**Work instructions:**
Look at the entries below and reproduce them exactly.

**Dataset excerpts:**
--- Start ---

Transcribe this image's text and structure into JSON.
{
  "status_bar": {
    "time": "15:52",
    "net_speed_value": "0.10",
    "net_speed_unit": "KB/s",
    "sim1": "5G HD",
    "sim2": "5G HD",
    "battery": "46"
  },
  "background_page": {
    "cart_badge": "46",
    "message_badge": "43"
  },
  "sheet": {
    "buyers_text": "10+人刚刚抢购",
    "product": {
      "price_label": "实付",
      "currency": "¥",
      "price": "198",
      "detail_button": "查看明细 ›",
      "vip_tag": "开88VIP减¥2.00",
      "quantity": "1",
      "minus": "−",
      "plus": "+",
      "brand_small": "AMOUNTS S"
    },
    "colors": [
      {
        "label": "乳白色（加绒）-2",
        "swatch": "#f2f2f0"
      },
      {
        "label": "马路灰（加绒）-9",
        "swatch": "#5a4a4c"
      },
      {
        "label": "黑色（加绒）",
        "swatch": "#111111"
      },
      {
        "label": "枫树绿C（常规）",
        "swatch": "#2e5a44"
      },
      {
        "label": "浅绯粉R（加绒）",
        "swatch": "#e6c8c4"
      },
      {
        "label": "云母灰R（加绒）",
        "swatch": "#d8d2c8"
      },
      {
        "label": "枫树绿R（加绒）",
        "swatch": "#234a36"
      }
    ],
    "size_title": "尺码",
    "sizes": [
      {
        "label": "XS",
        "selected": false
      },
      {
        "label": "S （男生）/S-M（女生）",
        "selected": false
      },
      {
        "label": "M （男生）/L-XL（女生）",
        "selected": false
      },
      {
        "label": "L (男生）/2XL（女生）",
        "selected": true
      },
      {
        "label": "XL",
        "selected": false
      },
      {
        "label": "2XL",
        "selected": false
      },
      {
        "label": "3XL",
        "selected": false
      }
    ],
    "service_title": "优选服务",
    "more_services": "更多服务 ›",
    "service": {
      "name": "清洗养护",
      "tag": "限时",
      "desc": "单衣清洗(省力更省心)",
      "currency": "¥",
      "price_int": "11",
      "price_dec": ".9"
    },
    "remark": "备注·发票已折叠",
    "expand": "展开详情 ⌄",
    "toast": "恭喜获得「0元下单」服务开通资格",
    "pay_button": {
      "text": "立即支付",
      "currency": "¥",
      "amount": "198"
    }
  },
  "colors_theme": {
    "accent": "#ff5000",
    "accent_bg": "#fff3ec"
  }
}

--- End ---

**Exercise output:**
Transcribe this image's text and structure into JSON.
{
  "status_bar": {
    "time": "15:52",
    "net_speed_value": "0.10",
    "net_speed_unit": "KB/s",
    "sim1": "5G HD",
    "sim2": "5G HD",
    "battery": "46"
  },
  "background_page": {
    "cart_badge": "46",
    "message_badge": "43"
  },
  "sheet": {
    "buyers_text": "10+人刚刚抢购",
    "product": {
      "price_label": "实付",
      "currency": "¥",
      "price": "198",
      "detail_button": "查看明细 ›",
      "vip_tag": "开88VIP减¥2.00",
      "quantity": "1",
      "minus": "−",
      "plus": "+",
      "brand_small": "AMOUNTS S"
    },
    "colors": [
      {
        "label": "乳白色（加绒）-2",
        "swatch": "#f2f2f0"
      },
      {
        "label": "马路灰（加绒）-9",
        "swatch": "#5a4a4c"
      },
      {
        "label": "黑色（加绒）",
        "swatch": "#111111"
      },
      {
        "label": "枫树绿C（常规）",
        "swatch": "#2e5a44"
      },
      {
        "label": "浅绯粉R（加绒）",
        "swatch": "#e6c8c4"
      },
      {
        "label": "云母灰R（加绒）",
        "swatch": "#d8d2c8"
      },
      {
        "label": "枫树绿R（加绒）",
        "swatch": "#234a36"
      }
    ],
    "size_title": "尺码",
    "sizes": [
      {
        "label": "XS",
        "selected": false
      },
      {
        "label": "S （男生）/S-M（女生）",
        "selected": false
      },
      {
        "label": "M （男生）/L-XL（女生）",
        "selected": false
      },
      {
        "label": "L (男生）/2XL（女生）",
        "selected": true
      },
      {
        "label": "XL",
        "selected": false
      },
      {
        "label": "2XL",
        "selected": false
      },
      {
        "label": "3XL",
        "selected": false
      }
    ],
    "service_title": "优选服务",
    "more_services": "更多服务 ›",
    "service": {
      "name": "清洗养护",
      "tag": "限时",
      "desc": "单衣清洗(省力更省心)",
      "currency": "¥",
      "price_int": "11",
      "price_dec": ".9"
    },
    "remark": "备注·发票已折叠",
    "expand": "展开详情 ⌄",
    "toast": "恭喜获得「0元下单」服务开通资格",
    "pay_button": {
      "text": "立即支付",
      "currency": "¥",
      "amount": "198"
    }
  },
  "colors_theme": {
    "accent": "#ff5000",
    "accent_bg": "#fff3ec"
  }
}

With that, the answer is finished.